**Input for this task**:
= = = = =

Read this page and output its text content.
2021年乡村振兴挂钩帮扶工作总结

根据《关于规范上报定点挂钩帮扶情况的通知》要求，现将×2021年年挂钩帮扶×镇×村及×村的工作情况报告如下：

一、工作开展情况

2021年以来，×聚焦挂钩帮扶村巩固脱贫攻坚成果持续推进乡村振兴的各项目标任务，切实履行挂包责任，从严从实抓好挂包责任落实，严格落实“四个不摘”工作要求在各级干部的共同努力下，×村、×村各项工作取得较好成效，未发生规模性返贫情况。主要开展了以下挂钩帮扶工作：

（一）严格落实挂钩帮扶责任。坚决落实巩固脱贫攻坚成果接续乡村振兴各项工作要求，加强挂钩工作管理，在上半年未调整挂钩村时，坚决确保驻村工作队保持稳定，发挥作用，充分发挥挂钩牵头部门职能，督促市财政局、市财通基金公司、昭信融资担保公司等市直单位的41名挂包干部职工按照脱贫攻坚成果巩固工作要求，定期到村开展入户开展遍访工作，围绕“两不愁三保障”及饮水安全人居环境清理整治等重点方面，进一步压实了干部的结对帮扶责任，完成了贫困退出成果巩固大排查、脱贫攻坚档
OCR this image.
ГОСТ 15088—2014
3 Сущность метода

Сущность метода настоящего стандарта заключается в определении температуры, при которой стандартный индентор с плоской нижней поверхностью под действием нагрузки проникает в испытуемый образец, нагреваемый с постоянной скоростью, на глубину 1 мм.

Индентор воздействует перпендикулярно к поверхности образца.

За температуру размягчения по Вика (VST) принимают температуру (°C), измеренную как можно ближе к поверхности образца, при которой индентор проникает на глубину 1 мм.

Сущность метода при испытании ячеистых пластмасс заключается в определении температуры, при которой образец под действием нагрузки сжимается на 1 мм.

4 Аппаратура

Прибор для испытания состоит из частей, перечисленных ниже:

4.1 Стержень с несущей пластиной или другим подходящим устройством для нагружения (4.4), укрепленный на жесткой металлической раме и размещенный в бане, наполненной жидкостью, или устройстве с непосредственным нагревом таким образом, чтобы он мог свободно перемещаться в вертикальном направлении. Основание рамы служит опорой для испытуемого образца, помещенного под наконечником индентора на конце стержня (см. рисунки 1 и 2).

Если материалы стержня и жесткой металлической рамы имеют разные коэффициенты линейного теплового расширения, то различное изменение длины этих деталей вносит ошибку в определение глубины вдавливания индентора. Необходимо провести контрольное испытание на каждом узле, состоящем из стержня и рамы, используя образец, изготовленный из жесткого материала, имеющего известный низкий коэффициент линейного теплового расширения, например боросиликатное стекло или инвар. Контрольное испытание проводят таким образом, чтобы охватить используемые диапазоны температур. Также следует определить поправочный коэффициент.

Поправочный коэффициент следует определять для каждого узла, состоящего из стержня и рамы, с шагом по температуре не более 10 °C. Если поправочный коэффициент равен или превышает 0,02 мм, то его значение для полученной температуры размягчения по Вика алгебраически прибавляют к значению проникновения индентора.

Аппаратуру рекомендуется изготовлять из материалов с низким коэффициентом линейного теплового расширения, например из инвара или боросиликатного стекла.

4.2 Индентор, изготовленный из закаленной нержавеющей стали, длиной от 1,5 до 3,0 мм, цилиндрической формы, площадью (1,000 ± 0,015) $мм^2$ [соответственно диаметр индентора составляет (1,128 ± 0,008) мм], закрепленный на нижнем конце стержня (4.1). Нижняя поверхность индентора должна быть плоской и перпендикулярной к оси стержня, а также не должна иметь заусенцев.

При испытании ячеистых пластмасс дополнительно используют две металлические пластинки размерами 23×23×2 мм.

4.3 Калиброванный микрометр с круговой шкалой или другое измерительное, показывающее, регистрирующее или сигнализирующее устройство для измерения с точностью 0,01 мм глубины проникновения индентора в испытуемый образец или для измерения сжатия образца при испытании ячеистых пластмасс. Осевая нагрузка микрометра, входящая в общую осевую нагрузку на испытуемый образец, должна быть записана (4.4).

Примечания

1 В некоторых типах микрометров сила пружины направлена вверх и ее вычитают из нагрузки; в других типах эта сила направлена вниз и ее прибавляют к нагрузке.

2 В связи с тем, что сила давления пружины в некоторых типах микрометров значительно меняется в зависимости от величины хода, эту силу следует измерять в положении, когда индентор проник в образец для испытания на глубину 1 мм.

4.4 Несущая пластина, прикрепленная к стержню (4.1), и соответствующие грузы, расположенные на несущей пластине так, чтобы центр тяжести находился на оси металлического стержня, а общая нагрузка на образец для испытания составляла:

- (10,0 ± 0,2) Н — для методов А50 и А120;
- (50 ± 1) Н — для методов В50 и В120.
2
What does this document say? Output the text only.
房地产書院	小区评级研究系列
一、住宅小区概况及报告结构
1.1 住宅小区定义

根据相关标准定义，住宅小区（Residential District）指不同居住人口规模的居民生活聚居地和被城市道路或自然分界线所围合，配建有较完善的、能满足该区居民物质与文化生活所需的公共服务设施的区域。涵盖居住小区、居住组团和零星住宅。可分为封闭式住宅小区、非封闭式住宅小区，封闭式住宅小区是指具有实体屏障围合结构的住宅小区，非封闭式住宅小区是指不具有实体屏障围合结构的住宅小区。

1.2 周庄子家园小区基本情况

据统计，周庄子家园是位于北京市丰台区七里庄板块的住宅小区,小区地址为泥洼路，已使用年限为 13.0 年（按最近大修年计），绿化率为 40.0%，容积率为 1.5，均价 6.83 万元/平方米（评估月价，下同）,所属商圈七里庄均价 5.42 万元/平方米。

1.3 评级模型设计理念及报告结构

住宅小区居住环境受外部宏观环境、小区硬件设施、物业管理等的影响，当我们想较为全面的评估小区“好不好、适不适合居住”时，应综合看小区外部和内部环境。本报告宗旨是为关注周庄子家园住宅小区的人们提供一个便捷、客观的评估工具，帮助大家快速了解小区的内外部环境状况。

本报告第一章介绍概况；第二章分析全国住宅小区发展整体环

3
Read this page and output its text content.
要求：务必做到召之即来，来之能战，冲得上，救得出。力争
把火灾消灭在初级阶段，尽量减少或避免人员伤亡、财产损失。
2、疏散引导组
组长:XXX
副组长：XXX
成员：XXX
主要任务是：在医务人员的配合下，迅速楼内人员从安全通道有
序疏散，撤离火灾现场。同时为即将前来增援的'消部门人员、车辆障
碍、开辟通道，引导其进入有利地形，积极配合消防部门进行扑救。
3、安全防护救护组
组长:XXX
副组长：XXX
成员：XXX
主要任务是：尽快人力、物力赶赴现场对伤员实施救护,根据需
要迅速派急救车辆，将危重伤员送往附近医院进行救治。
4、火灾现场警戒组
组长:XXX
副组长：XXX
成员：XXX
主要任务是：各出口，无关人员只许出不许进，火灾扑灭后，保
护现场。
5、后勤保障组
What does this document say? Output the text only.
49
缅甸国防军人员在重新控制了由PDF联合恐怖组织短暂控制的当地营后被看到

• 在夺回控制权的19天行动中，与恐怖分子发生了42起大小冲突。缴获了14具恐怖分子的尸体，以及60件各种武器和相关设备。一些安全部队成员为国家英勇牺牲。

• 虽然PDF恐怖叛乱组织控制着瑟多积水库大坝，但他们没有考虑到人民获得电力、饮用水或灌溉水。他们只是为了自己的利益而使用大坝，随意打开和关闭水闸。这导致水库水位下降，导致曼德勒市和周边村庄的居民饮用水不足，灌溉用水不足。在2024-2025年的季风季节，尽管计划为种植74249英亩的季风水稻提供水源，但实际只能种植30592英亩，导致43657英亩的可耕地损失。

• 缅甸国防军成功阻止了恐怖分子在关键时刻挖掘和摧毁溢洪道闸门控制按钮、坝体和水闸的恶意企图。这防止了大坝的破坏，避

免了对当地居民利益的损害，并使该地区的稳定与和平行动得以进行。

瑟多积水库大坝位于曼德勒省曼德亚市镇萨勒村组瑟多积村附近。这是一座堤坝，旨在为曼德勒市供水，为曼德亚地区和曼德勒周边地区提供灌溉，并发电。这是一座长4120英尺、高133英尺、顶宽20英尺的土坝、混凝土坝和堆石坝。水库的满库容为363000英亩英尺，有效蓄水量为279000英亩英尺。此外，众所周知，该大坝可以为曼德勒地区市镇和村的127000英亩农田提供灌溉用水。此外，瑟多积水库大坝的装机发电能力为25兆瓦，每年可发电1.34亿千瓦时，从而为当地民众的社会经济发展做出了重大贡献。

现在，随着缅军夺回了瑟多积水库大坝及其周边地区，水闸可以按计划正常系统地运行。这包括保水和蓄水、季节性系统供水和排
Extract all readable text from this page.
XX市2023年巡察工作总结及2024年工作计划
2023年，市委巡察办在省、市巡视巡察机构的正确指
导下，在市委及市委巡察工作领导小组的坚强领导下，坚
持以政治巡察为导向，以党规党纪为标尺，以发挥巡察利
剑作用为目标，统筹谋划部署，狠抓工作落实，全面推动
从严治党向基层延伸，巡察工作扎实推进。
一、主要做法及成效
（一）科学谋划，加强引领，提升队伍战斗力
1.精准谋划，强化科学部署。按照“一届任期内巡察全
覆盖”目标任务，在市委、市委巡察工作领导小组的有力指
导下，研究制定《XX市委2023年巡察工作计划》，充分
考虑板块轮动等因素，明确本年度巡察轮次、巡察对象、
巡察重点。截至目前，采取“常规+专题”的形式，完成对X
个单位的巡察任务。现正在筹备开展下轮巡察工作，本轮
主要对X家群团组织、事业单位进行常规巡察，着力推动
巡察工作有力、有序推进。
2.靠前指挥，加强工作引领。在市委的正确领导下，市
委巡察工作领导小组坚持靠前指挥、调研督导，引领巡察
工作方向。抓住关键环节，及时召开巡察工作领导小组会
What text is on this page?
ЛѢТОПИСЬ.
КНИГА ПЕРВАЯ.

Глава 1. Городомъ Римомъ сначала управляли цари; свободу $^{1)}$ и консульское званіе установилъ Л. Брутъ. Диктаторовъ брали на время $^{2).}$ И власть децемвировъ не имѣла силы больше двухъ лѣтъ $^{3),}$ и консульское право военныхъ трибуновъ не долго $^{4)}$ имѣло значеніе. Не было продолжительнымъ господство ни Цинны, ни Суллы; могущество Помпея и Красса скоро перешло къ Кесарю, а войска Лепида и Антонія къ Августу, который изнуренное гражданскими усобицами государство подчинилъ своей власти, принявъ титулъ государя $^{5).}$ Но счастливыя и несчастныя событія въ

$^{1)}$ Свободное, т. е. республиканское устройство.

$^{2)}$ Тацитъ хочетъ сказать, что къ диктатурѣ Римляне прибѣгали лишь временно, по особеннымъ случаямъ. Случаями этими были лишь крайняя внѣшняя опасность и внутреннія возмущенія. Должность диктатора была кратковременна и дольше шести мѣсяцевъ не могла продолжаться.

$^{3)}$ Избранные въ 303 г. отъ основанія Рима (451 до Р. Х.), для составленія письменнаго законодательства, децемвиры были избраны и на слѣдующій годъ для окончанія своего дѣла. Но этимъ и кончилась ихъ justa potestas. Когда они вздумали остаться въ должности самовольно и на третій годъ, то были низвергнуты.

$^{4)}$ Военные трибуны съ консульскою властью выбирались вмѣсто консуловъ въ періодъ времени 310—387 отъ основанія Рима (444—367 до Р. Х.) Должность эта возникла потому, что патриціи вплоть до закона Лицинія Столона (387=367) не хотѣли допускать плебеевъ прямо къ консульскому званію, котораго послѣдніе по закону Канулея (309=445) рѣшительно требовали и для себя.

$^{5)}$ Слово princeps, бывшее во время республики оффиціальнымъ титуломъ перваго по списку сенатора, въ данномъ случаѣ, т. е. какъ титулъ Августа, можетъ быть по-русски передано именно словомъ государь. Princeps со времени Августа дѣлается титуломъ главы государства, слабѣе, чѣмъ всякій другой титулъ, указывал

= = = = =

**Work to be completed**:
Return from the data every line that holds "следует".

**Task answer**:
Если материалы стержня и жесткой металлической рамы имеют разные коэффициенты линейного теплового расширения, то различное изменение длины этих деталей вносит ошибку в определение глубины вдавливания индентора. Необходимо провести контрольное испытание на каждом узле, состоящем из стержня и рамы, используя образец, изготовленный из жесткого материала, имеющего известный низкий коэффициент линейного теплового расширения, например боросиликатное стекло или инвар. Контрольное испытание проводят таким образом, чтобы охватить используемые диапазоны температур. Также следует определить поправочный коэффициент.
Поправочный коэффициент следует определять для каждого узла, состоящего из стержня и рамы, с шагом по температуре не более 10 °C. Если поправочный коэффициент равен или превышает 0,02 мм, то его значение для полученной температуры размягчения по Вика алгебраически прибавляют к значению проникновения индентора.
2 В связи с тем, что сила давления пружины в некоторых типах микрометров значительно меняется в зависимости от величины хода, эту силу следует измерять в положении, когда индентор проник в образец для испытания на глубину 1 мм.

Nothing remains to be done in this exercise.